• What needs to be done:
Print all entries word for word.

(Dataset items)
....

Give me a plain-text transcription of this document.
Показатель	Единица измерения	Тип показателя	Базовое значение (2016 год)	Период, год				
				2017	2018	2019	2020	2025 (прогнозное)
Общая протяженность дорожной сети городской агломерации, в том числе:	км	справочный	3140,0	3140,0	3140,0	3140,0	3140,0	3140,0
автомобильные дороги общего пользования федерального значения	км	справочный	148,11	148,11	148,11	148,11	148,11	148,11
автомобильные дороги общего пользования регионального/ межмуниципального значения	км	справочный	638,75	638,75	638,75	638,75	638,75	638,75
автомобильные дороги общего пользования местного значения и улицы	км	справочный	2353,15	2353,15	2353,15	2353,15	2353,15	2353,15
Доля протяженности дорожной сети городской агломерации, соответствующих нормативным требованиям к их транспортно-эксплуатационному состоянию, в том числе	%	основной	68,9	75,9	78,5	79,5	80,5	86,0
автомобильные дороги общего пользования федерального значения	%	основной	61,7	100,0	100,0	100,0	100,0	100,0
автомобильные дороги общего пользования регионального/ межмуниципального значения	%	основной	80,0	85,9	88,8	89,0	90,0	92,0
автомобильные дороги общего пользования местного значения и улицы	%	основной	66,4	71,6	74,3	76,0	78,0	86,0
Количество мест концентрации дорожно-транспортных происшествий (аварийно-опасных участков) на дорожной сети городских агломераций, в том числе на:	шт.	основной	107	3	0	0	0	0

....

• Answer below:
Give me a plain-text transcription of this document.
Показатель	Единица измерения	Тип показателя	Базовое значение (2016 год)	Период, год				
				2017	2018	2019	2020	2025 (прогнозное)
Общая протяженность дорожной сети городской агломерации, в том числе:	км	справочный	3140,0	3140,0	3140,0	3140,0	3140,0	3140,0
автомобильные дороги общего пользования федерального значения	км	справочный	148,11	148,11	148,11	148,11	148,11	148,11
автомобильные дороги общего пользования регионального/ межмуниципального значения	км	справочный	638,75	638,75	638,75	638,75	638,75	638,75
автомобильные дороги общего пользования местного значения и улицы	км	справочный	2353,15	2353,15	2353,15	2353,15	2353,15	2353,15
Доля протяженности дорожной сети городской агломерации, соответствующих нормативным требованиям к их транспортно-эксплуатационному состоянию, в том числе	%	основной	68,9	75,9	78,5	79,5	80,5	86,0
автомобильные дороги общего пользования федерального значения	%	основной	61,7	100,0	100,0	100,0	100,0	100,0
автомобильные дороги общего пользования регионального/ межмуниципального значения	%	основной	80,0	85,9	88,8	89,0	90,0	92,0
автомобильные дороги общего пользования местного значения и улицы	%	основной	66,4	71,6	74,3	76,0	78,0	86,0
Количество мест концентрации дорожно-транспортных происшествий (аварийно-опасных участков) на дорожной сети городских агломераций, в том числе на:	шт.	основной	107	3	0	0	0	0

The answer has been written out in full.